* Start ROWS *

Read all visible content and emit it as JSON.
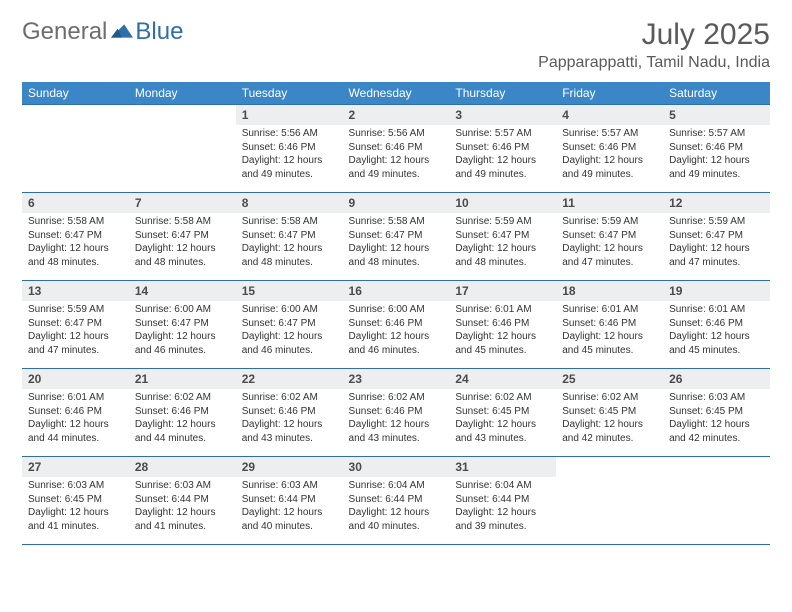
{
  "brand": {
    "general": "General",
    "blue": "Blue"
  },
  "title": {
    "month": "July 2025",
    "location": "Papparappatti, Tamil Nadu, India"
  },
  "colors": {
    "header_bg": "#3b86c6",
    "header_text": "#ffffff",
    "rule": "#2f6fa8",
    "daynum_bg": "#eceeef",
    "text": "#333333",
    "muted": "#5a5a5a",
    "brand_gray": "#6d6d6d",
    "brand_blue": "#2f6fa8"
  },
  "weekdays": [
    "Sunday",
    "Monday",
    "Tuesday",
    "Wednesday",
    "Thursday",
    "Friday",
    "Saturday"
  ],
  "weeks": [
    [
      {
        "empty": true
      },
      {
        "empty": true
      },
      {
        "n": "1",
        "sr": "Sunrise: 5:56 AM",
        "ss": "Sunset: 6:46 PM",
        "d1": "Daylight: 12 hours",
        "d2": "and 49 minutes."
      },
      {
        "n": "2",
        "sr": "Sunrise: 5:56 AM",
        "ss": "Sunset: 6:46 PM",
        "d1": "Daylight: 12 hours",
        "d2": "and 49 minutes."
      },
      {
        "n": "3",
        "sr": "Sunrise: 5:57 AM",
        "ss": "Sunset: 6:46 PM",
        "d1": "Daylight: 12 hours",
        "d2": "and 49 minutes."
      },
      {
        "n": "4",
        "sr": "Sunrise: 5:57 AM",
        "ss": "Sunset: 6:46 PM",
        "d1": "Daylight: 12 hours",
        "d2": "and 49 minutes."
      },
      {
        "n": "5",
        "sr": "Sunrise: 5:57 AM",
        "ss": "Sunset: 6:46 PM",
        "d1": "Daylight: 12 hours",
        "d2": "and 49 minutes."
      }
    ],
    [
      {
        "n": "6",
        "sr": "Sunrise: 5:58 AM",
        "ss": "Sunset: 6:47 PM",
        "d1": "Daylight: 12 hours",
        "d2": "and 48 minutes."
      },
      {
        "n": "7",
        "sr": "Sunrise: 5:58 AM",
        "ss": "Sunset: 6:47 PM",
        "d1": "Daylight: 12 hours",
        "d2": "and 48 minutes."
      },
      {
        "n": "8",
        "sr": "Sunrise: 5:58 AM",
        "ss": "Sunset: 6:47 PM",
        "d1": "Daylight: 12 hours",
        "d2": "and 48 minutes."
      },
      {
        "n": "9",
        "sr": "Sunrise: 5:58 AM",
        "ss": "Sunset: 6:47 PM",
        "d1": "Daylight: 12 hours",
        "d2": "and 48 minutes."
      },
      {
        "n": "10",
        "sr": "Sunrise: 5:59 AM",
        "ss": "Sunset: 6:47 PM",
        "d1": "Daylight: 12 hours",
        "d2": "and 48 minutes."
      },
      {
        "n": "11",
        "sr": "Sunrise: 5:59 AM",
        "ss": "Sunset: 6:47 PM",
        "d1": "Daylight: 12 hours",
        "d2": "and 47 minutes."
      },
      {
        "n": "12",
        "sr": "Sunrise: 5:59 AM",
        "ss": "Sunset: 6:47 PM",
        "d1": "Daylight: 12 hours",
        "d2": "and 47 minutes."
      }
    ],
    [
      {
        "n": "13",
        "sr": "Sunrise: 5:59 AM",
        "ss": "Sunset: 6:47 PM",
        "d1": "Daylight: 12 hours",
        "d2": "and 47 minutes."
      },
      {
        "n": "14",
        "sr": "Sunrise: 6:00 AM",
        "ss": "Sunset: 6:47 PM",
        "d1": "Daylight: 12 hours",
        "d2": "and 46 minutes."
      },
      {
        "n": "15",
        "sr": "Sunrise: 6:00 AM",
        "ss": "Sunset: 6:47 PM",
        "d1": "Daylight: 12 hours",
        "d2": "and 46 minutes."
      },
      {
        "n": "16",
        "sr": "Sunrise: 6:00 AM",
        "ss": "Sunset: 6:46 PM",
        "d1": "Daylight: 12 hours",
        "d2": "and 46 minutes."
      },
      {
        "n": "17",
        "sr": "Sunrise: 6:01 AM",
        "ss": "Sunset: 6:46 PM",
        "d1": "Daylight: 12 hours",
        "d2": "and 45 minutes."
      },
      {
        "n": "18",
        "sr": "Sunrise: 6:01 AM",
        "ss": "Sunset: 6:46 PM",
        "d1": "Daylight: 12 hours",
        "d2": "and 45 minutes."
      },
      {
        "n": "19",
        "sr": "Sunrise: 6:01 AM",
        "ss": "Sunset: 6:46 PM",
        "d1": "Daylight: 12 hours",
        "d2": "and 45 minutes."
      }
    ],
    [
      {
        "n": "20",
        "sr": "Sunrise: 6:01 AM",
        "ss": "Sunset: 6:46 PM",
        "d1": "Daylight: 12 hours",
        "d2": "and 44 minutes."
      },
      {
        "n": "21",
        "sr": "Sunrise: 6:02 AM",
        "ss": "Sunset: 6:46 PM",
        "d1": "Daylight: 12 hours",
        "d2": "and 44 minutes."
      },
      {
        "n": "22",
        "sr": "Sunrise: 6:02 AM",
        "ss": "Sunset: 6:46 PM",
        "d1": "Daylight: 12 hours",
        "d2": "and 43 minutes."
      },
      {
        "n": "23",
        "sr": "Sunrise: 6:02 AM",
        "ss": "Sunset: 6:46 PM",
        "d1": "Daylight: 12 hours",
        "d2": "and 43 minutes."
      },
      {
        "n": "24",
        "sr": "Sunrise: 6:02 AM",
        "ss": "Sunset: 6:45 PM",
        "d1": "Daylight: 12 hours",
        "d2": "and 43 minutes."
      },
      {
        "n": "25",
        "sr": "Sunrise: 6:02 AM",
        "ss": "Sunset: 6:45 PM",
        "d1": "Daylight: 12 hours",
        "d2": "and 42 minutes."
      },
      {
        "n": "26",
        "sr": "Sunrise: 6:03 AM",
        "ss": "Sunset: 6:45 PM",
        "d1": "Daylight: 12 hours",
        "d2": "and 42 minutes."
      }
    ],
    [
      {
        "n": "27",
        "sr": "Sunrise: 6:03 AM",
        "ss": "Sunset: 6:45 PM",
        "d1": "Daylight: 12 hours",
        "d2": "and 41 minutes."
      },
      {
        "n": "28",
        "sr": "Sunrise: 6:03 AM",
        "ss": "Sunset: 6:44 PM",
        "d1": "Daylight: 12 hours",
        "d2": "and 41 minutes."
      },
      {
        "n": "29",
        "sr": "Sunrise: 6:03 AM",
        "ss": "Sunset: 6:44 PM",
        "d1": "Daylight: 12 hours",
        "d2": "and 40 minutes."
      },
      {
        "n": "30",
        "sr": "Sunrise: 6:04 AM",
        "ss": "Sunset: 6:44 PM",
        "d1": "Daylight: 12 hours",
        "d2": "and 40 minutes."
      },
      {
        "n": "31",
        "sr": "Sunrise: 6:04 AM",
        "ss": "Sunset: 6:44 PM",
        "d1": "Daylight: 12 hours",
        "d2": "and 39 minutes."
      },
      {
        "empty": true
      },
      {
        "empty": true
      }
    ]
  ]
}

* End ROWS *

EXERCISE TASK: Ignore the images and quote every line of the listing exactly.

RESULT FOR THIS TASK:
Read all visible content and emit it as JSON.
{
  "brand": {
    "general": "General",
    "blue": "Blue"
  },
  "title": {
    "month": "July 2025",
    "location": "Papparappatti, Tamil Nadu, India"
  },
  "colors": {
    "header_bg": "#3b86c6",
    "header_text": "#ffffff",
    "rule": "#2f6fa8",
    "daynum_bg": "#eceeef",
    "text": "#333333",
    "muted": "#5a5a5a",
    "brand_gray": "#6d6d6d",
    "brand_blue": "#2f6fa8"
  },
  "weekdays": [
    "Sunday",
    "Monday",
    "Tuesday",
    "Wednesday",
    "Thursday",
    "Friday",
    "Saturday"
  ],
  "weeks": [
    [
      {
        "empty": true
      },
      {
        "empty": true
      },
      {
        "n": "1",
        "sr": "Sunrise: 5:56 AM",
        "ss": "Sunset: 6:46 PM",
        "d1": "Daylight: 12 hours",
        "d2": "and 49 minutes."
      },
      {
        "n": "2",
        "sr": "Sunrise: 5:56 AM",
        "ss": "Sunset: 6:46 PM",
        "d1": "Daylight: 12 hours",
        "d2": "and 49 minutes."
      },
      {
        "n": "3",
        "sr": "Sunrise: 5:57 AM",
        "ss": "Sunset: 6:46 PM",
        "d1": "Daylight: 12 hours",
        "d2": "and 49 minutes."
      },
      {
        "n": "4",
        "sr": "Sunrise: 5:57 AM",
        "ss": "Sunset: 6:46 PM",
        "d1": "Daylight: 12 hours",
        "d2": "and 49 minutes."
      },
      {
        "n": "5",
        "sr": "Sunrise: 5:57 AM",
        "ss": "Sunset: 6:46 PM",
        "d1": "Daylight: 12 hours",
        "d2": "and 49 minutes."
      }
    ],
    [
      {
        "n": "6",
        "sr": "Sunrise: 5:58 AM",
        "ss": "Sunset: 6:47 PM",
        "d1": "Daylight: 12 hours",
        "d2": "and 48 minutes."
      },
      {
        "n": "7",
        "sr": "Sunrise: 5:58 AM",
        "ss": "Sunset: 6:47 PM",
        "d1": "Daylight: 12 hours",
        "d2": "and 48 minutes."
      },
      {
        "n": "8",
        "sr": "Sunrise: 5:58 AM",
        "ss": "Sunset: 6:47 PM",
        "d1": "Daylight: 12 hours",
        "d2": "and 48 minutes."
      },
      {
        "n": "9",
        "sr": "Sunrise: 5:58 AM",
        "ss": "Sunset: 6:47 PM",
        "d1": "Daylight: 12 hours",
        "d2": "and 48 minutes."
      },
      {
        "n": "10",
        "sr": "Sunrise: 5:59 AM",
        "ss": "Sunset: 6:47 PM",
        "d1": "Daylight: 12 hours",
        "d2": "and 48 minutes."
      },
      {
        "n": "11",
        "sr": "Sunrise: 5:59 AM",
        "ss": "Sunset: 6:47 PM",
        "d1": "Daylight: 12 hours",
        "d2": "and 47 minutes."
      },
      {
        "n": "12",
        "sr": "Sunrise: 5:59 AM",
        "ss": "Sunset: 6:47 PM",
        "d1": "Daylight: 12 hours",
        "d2": "and 47 minutes."
      }
    ],
    [
      {
        "n": "13",
        "sr": "Sunrise: 5:59 AM",
        "ss": "Sunset: 6:47 PM",
        "d1": "Daylight: 12 hours",
        "d2": "and 47 minutes."
      },
      {
        "n": "14",
        "sr": "Sunrise: 6:00 AM",
        "ss": "Sunset: 6:47 PM",
        "d1": "Daylight: 12 hours",
        "d2": "and 46 minutes."
      },
      {
        "n": "15",
        "sr": "Sunrise: 6:00 AM",
        "ss": "Sunset: 6:47 PM",
        "d1": "Daylight: 12 hours",
        "d2": "and 46 minutes."
      },
      {
        "n": "16",
        "sr": "Sunrise: 6:00 AM",
        "ss": "Sunset: 6:46 PM",
        "d1": "Daylight: 12 hours",
        "d2": "and 46 minutes."
      },
      {
        "n": "17",
        "sr": "Sunrise: 6:01 AM",
        "ss": "Sunset: 6:46 PM",
        "d1": "Daylight: 12 hours",
        "d2": "and 45 minutes."
      },
      {
        "n": "18",
        "sr": "Sunrise: 6:01 AM",
        "ss": "Sunset: 6:46 PM",
        "d1": "Daylight: 12 hours",
        "d2": "and 45 minutes."
      },
      {
        "n": "19",
        "sr": "Sunrise: 6:01 AM",
        "ss": "Sunset: 6:46 PM",
        "d1": "Daylight: 12 hours",
        "d2": "and 45 minutes."
      }
    ],
    [
      {
        "n": "20",
        "sr": "Sunrise: 6:01 AM",
        "ss": "Sunset: 6:46 PM",
        "d1": "Daylight: 12 hours",
        "d2": "and 44 minutes."
      },
      {
        "n": "21",
        "sr": "Sunrise: 6:02 AM",
        "ss": "Sunset: 6:46 PM",
        "d1": "Daylight: 12 hours",
        "d2": "and 44 minutes."
      },
      {
        "n": "22",
        "sr": "Sunrise: 6:02 AM",
        "ss": "Sunset: 6:46 PM",
        "d1": "Daylight: 12 hours",
        "d2": "and 43 minutes."
      },
      {
        "n": "23",
        "sr": "Sunrise: 6:02 AM",
        "ss": "Sunset: 6:46 PM",
        "d1": "Daylight: 12 hours",
        "d2": "and 43 minutes."
      },
      {
        "n": "24",
        "sr": "Sunrise: 6:02 AM",
        "ss": "Sunset: 6:45 PM",
        "d1": "Daylight: 12 hours",
        "d2": "and 43 minutes."
      },
      {
        "n": "25",
        "sr": "Sunrise: 6:02 AM",
        "ss": "Sunset: 6:45 PM",
        "d1": "Daylight: 12 hours",
        "d2": "and 42 minutes."
      },
      {
        "n": "26",
        "sr": "Sunrise: 6:03 AM",
        "ss": "Sunset: 6:45 PM",
        "d1": "Daylight: 12 hours",
        "d2": "and 42 minutes."
      }
    ],
    [
      {
        "n": "27",
        "sr": "Sunrise: 6:03 AM",
        "ss": "Sunset: 6:45 PM",
        "d1": "Daylight: 12 hours",
        "d2": "and 41 minutes."
      },
      {
        "n": "28",
        "sr": "Sunrise: 6:03 AM",
        "ss": "Sunset: 6:44 PM",
        "d1": "Daylight: 12 hours",
        "d2": "and 41 minutes."
      },
      {
        "n": "29",
        "sr": "Sunrise: 6:03 AM",
        "ss": "Sunset: 6:44 PM",
        "d1": "Daylight: 12 hours",
        "d2": "and 40 minutes."
      },
      {
        "n": "30",
        "sr": "Sunrise: 6:04 AM",
        "ss": "Sunset: 6:44 PM",
        "d1": "Daylight: 12 hours",
        "d2": "and 40 minutes."
      },
      {
        "n": "31",
        "sr": "Sunrise: 6:04 AM",
        "ss": "Sunset: 6:44 PM",
        "d1": "Daylight: 12 hours",
        "d2": "and 39 minutes."
      },
      {
        "empty": true
      },
      {
        "empty": true
      }
    ]
  ]
}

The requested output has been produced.